- _WHAT IS REQUIRED_:
Transcribe the entries below exactly.

- _PROVIDED MATERIAL_:
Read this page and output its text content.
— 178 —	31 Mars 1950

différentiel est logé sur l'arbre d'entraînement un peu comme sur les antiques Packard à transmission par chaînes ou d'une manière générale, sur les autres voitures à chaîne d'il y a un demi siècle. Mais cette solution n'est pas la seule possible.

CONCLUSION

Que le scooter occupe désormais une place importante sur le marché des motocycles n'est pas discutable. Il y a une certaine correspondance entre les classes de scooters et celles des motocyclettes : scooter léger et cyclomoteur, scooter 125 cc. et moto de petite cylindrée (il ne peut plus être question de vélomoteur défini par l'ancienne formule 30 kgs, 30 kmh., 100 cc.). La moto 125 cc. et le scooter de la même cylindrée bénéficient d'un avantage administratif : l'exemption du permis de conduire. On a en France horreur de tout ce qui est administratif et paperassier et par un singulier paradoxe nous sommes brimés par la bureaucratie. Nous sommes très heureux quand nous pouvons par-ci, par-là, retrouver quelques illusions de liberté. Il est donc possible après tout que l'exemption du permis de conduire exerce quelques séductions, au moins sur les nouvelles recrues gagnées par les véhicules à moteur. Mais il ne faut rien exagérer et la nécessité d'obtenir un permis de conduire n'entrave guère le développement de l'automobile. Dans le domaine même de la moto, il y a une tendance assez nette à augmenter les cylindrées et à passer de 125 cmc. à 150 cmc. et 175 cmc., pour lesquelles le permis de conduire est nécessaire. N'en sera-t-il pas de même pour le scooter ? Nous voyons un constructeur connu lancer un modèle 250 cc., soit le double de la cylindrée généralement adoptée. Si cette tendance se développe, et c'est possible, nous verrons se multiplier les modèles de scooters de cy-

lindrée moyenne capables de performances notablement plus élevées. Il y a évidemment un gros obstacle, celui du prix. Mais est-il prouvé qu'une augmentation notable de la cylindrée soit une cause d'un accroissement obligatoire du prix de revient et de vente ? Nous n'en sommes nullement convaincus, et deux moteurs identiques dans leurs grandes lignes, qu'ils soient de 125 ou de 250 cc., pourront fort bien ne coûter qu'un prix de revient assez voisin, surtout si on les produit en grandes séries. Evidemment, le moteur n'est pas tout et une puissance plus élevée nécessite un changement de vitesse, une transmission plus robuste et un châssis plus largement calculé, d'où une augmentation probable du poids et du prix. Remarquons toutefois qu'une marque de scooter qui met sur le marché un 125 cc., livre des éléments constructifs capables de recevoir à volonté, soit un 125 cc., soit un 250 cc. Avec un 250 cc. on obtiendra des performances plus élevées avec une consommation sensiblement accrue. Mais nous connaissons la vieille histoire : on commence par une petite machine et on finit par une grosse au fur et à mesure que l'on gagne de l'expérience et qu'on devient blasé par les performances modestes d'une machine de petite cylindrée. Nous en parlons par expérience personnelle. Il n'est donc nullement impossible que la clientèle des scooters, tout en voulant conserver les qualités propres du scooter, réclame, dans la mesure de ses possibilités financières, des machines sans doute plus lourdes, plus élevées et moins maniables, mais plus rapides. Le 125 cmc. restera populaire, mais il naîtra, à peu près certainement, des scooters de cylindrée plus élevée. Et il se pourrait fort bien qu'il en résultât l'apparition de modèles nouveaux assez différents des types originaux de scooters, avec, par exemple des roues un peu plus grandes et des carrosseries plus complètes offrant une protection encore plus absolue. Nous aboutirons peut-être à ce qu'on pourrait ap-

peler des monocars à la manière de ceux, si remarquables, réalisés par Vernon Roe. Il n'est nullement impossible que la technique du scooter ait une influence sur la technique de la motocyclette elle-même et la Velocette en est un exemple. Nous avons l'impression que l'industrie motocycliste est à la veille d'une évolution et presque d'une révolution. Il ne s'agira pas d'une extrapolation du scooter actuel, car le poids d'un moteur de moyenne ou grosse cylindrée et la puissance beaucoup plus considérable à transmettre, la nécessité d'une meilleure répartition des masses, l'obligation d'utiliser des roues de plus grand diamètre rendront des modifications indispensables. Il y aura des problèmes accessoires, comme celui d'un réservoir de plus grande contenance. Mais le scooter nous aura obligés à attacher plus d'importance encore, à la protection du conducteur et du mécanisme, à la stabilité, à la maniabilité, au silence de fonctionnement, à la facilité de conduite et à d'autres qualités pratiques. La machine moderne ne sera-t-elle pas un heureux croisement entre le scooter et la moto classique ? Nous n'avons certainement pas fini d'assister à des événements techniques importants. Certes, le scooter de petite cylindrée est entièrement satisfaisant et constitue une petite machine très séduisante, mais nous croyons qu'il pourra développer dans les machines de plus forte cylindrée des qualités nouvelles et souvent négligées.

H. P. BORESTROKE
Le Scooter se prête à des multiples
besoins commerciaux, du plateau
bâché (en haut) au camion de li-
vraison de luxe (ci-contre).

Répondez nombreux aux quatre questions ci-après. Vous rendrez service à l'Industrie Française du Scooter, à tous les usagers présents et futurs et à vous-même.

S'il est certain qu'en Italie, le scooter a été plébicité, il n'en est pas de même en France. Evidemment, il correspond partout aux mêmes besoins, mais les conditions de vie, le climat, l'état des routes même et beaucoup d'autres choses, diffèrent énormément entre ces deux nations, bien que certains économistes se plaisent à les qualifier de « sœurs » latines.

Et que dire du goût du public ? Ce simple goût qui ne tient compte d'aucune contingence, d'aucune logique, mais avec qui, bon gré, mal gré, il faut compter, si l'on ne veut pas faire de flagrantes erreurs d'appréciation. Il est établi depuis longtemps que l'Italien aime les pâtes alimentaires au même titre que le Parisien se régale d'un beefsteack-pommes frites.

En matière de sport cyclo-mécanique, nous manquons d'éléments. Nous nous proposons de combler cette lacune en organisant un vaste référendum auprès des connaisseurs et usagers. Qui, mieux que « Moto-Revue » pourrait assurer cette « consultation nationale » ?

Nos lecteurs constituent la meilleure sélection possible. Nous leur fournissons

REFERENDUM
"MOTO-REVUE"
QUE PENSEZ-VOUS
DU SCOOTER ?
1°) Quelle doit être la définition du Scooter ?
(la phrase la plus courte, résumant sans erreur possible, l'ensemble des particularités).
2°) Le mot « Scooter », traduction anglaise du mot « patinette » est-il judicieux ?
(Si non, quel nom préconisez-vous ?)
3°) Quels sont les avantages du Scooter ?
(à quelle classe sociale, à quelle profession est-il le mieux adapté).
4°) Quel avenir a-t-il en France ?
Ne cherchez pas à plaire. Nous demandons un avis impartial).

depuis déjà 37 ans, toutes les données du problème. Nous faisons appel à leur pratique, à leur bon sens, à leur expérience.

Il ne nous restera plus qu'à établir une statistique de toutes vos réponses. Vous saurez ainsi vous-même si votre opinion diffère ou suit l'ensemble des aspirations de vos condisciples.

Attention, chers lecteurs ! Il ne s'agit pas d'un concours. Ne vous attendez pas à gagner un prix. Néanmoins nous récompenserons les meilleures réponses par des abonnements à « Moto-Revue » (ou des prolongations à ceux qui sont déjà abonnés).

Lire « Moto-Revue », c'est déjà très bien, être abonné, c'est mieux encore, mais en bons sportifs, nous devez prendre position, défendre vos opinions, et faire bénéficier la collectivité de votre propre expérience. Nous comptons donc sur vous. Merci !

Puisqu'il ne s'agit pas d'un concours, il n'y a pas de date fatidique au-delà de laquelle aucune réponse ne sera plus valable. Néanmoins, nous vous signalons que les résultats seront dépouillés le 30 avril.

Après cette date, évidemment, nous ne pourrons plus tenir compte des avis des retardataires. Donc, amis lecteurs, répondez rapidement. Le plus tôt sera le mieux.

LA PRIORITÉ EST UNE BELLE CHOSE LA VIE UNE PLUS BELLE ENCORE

- _RESPONSE TO THIS EXERCISE_:
Read this page and output its text content.
— 178 —	31 Mars 1950

différentiel est logé sur l'arbre d'entraînement un peu comme sur les antiques Packard à transmission par chaînes ou d'une manière générale, sur les autres voitures à chaîne d'il y a un demi siècle. Mais cette solution n'est pas la seule possible.

CONCLUSION

Que le scooter occupe désormais une place importante sur le marché des motocycles n'est pas discutable. Il y a une certaine correspondance entre les classes de scooters et celles des motocyclettes : scooter léger et cyclomoteur, scooter 125 cc. et moto de petite cylindrée (il ne peut plus être question de vélomoteur défini par l'ancienne formule 30 kgs, 30 kmh., 100 cc.). La moto 125 cc. et le scooter de la même cylindrée bénéficient d'un avantage administratif : l'exemption du permis de conduire. On a en France horreur de tout ce qui est administratif et paperassier et par un singulier paradoxe nous sommes brimés par la bureaucratie. Nous sommes très heureux quand nous pouvons par-ci, par-là, retrouver quelques illusions de liberté. Il est donc possible après tout que l'exemption du permis de conduire exerce quelques séductions, au moins sur les nouvelles recrues gagnées par les véhicules à moteur. Mais il ne faut rien exagérer et la nécessité d'obtenir un permis de conduire n'entrave guère le développement de l'automobile. Dans le domaine même de la moto, il y a une tendance assez nette à augmenter les cylindrées et à passer de 125 cmc. à 150 cmc. et 175 cmc., pour lesquelles le permis de conduire est nécessaire. N'en sera-t-il pas de même pour le scooter ? Nous voyons un constructeur connu lancer un modèle 250 cc., soit le double de la cylindrée généralement adoptée. Si cette tendance se développe, et c'est possible, nous verrons se multiplier les modèles de scooters de cy-

lindrée moyenne capables de performances notablement plus élevées. Il y a évidemment un gros obstacle, celui du prix. Mais est-il prouvé qu'une augmentation notable de la cylindrée soit une cause d'un accroissement obligatoire du prix de revient et de vente ? Nous n'en sommes nullement convaincus, et deux moteurs identiques dans leurs grandes lignes, qu'ils soient de 125 ou de 250 cc., pourront fort bien ne coûter qu'un prix de revient assez voisin, surtout si on les produit en grandes séries. Evidemment, le moteur n'est pas tout et une puissance plus élevée nécessite un changement de vitesse, une transmission plus robuste et un châssis plus largement calculé, d'où une augmentation probable du poids et du prix. Remarquons toutefois qu'une marque de scooter qui met sur le marché un 125 cc., livre des éléments constructifs capables de recevoir à volonté, soit un 125 cc., soit un 250 cc. Avec un 250 cc. on obtiendra des performances plus élevées avec une consommation sensiblement accrue. Mais nous connaissons la vieille histoire : on commence par une petite machine et on finit par une grosse au fur et à mesure que l'on gagne de l'expérience et qu'on devient blasé par les performances modestes d'une machine de petite cylindrée. Nous en parlons par expérience personnelle. Il n'est donc nullement impossible que la clientèle des scooters, tout en voulant conserver les qualités propres du scooter, réclame, dans la mesure de ses possibilités financières, des machines sans doute plus lourdes, plus élevées et moins maniables, mais plus rapides. Le 125 cmc. restera populaire, mais il naîtra, à peu près certainement, des scooters de cylindrée plus élevée. Et il se pourrait fort bien qu'il en résultât l'apparition de modèles nouveaux assez différents des types originaux de scooters, avec, par exemple des roues un peu plus grandes et des carrosseries plus complètes offrant une protection encore plus absolue. Nous aboutirons peut-être à ce qu'on pourrait ap-

peler des monocars à la manière de ceux, si remarquables, réalisés par Vernon Roe. Il n'est nullement impossible que la technique du scooter ait une influence sur la technique de la motocyclette elle-même et la Velocette en est un exemple. Nous avons l'impression que l'industrie motocycliste est à la veille d'une évolution et presque d'une révolution. Il ne s'agira pas d'une extrapolation du scooter actuel, car le poids d'un moteur de moyenne ou grosse cylindrée et la puissance beaucoup plus considérable à transmettre, la nécessité d'une meilleure répartition des masses, l'obligation d'utiliser des roues de plus grand diamètre rendront des modifications indispensables. Il y aura des problèmes accessoires, comme celui d'un réservoir de plus grande contenance. Mais le scooter nous aura obligés à attacher plus d'importance encore, à la protection du conducteur et du mécanisme, à la stabilité, à la maniabilité, au silence de fonctionnement, à la facilité de conduite et à d'autres qualités pratiques. La machine moderne ne sera-t-elle pas un heureux croisement entre le scooter et la moto classique ? Nous n'avons certainement pas fini d'assister à des événements techniques importants. Certes, le scooter de petite cylindrée est entièrement satisfaisant et constitue une petite machine très séduisante, mais nous croyons qu'il pourra développer dans les machines de plus forte cylindrée des qualités nouvelles et souvent négligées.

H. P. BORESTROKE
Le Scooter se prête à des multiples
besoins commerciaux, du plateau
bâché (en haut) au camion de li-
vraison de luxe (ci-contre).

Répondez nombreux aux quatre questions ci-après. Vous rendrez service à l'Industrie Française du Scooter, à tous les usagers présents et futurs et à vous-même.

S'il est certain qu'en Italie, le scooter a été plébicité, il n'en est pas de même en France. Evidemment, il correspond partout aux mêmes besoins, mais les conditions de vie, le climat, l'état des routes même et beaucoup d'autres choses, diffèrent énormément entre ces deux nations, bien que certains économistes se plaisent à les qualifier de « sœurs » latines.

Et que dire du goût du public ? Ce simple goût qui ne tient compte d'aucune contingence, d'aucune logique, mais avec qui, bon gré, mal gré, il faut compter, si l'on ne veut pas faire de flagrantes erreurs d'appréciation. Il est établi depuis longtemps que l'Italien aime les pâtes alimentaires au même titre que le Parisien se régale d'un beefsteack-pommes frites.

En matière de sport cyclo-mécanique, nous manquons d'éléments. Nous nous proposons de combler cette lacune en organisant un vaste référendum auprès des connaisseurs et usagers. Qui, mieux que « Moto-Revue » pourrait assurer cette « consultation nationale » ?

Nos lecteurs constituent la meilleure sélection possible. Nous leur fournissons

REFERENDUM
"MOTO-REVUE"
QUE PENSEZ-VOUS
DU SCOOTER ?
1°) Quelle doit être la définition du Scooter ?
(la phrase la plus courte, résumant sans erreur possible, l'ensemble des particularités).
2°) Le mot « Scooter », traduction anglaise du mot « patinette » est-il judicieux ?
(Si non, quel nom préconisez-vous ?)
3°) Quels sont les avantages du Scooter ?
(à quelle classe sociale, à quelle profession est-il le mieux adapté).
4°) Quel avenir a-t-il en France ?
Ne cherchez pas à plaire. Nous demandons un avis impartial).

depuis déjà 37 ans, toutes les données du problème. Nous faisons appel à leur pratique, à leur bon sens, à leur expérience.

Il ne nous restera plus qu'à établir une statistique de toutes vos réponses. Vous saurez ainsi vous-même si votre opinion diffère ou suit l'ensemble des aspirations de vos condisciples.

Attention, chers lecteurs ! Il ne s'agit pas d'un concours. Ne vous attendez pas à gagner un prix. Néanmoins nous récompenserons les meilleures réponses par des abonnements à « Moto-Revue » (ou des prolongations à ceux qui sont déjà abonnés).

Lire « Moto-Revue », c'est déjà très bien, être abonné, c'est mieux encore, mais en bons sportifs, nous devez prendre position, défendre vos opinions, et faire bénéficier la collectivité de votre propre expérience. Nous comptons donc sur vous. Merci !

Puisqu'il ne s'agit pas d'un concours, il n'y a pas de date fatidique au-delà de laquelle aucune réponse ne sera plus valable. Néanmoins, nous vous signalons que les résultats seront dépouillés le 30 avril.

Après cette date, évidemment, nous ne pourrons plus tenir compte des avis des retardataires. Donc, amis lecteurs, répondez rapidement. Le plus tôt sera le mieux.

LA PRIORITÉ EST UNE BELLE CHOSE LA VIE UNE PLUS BELLE ENCORE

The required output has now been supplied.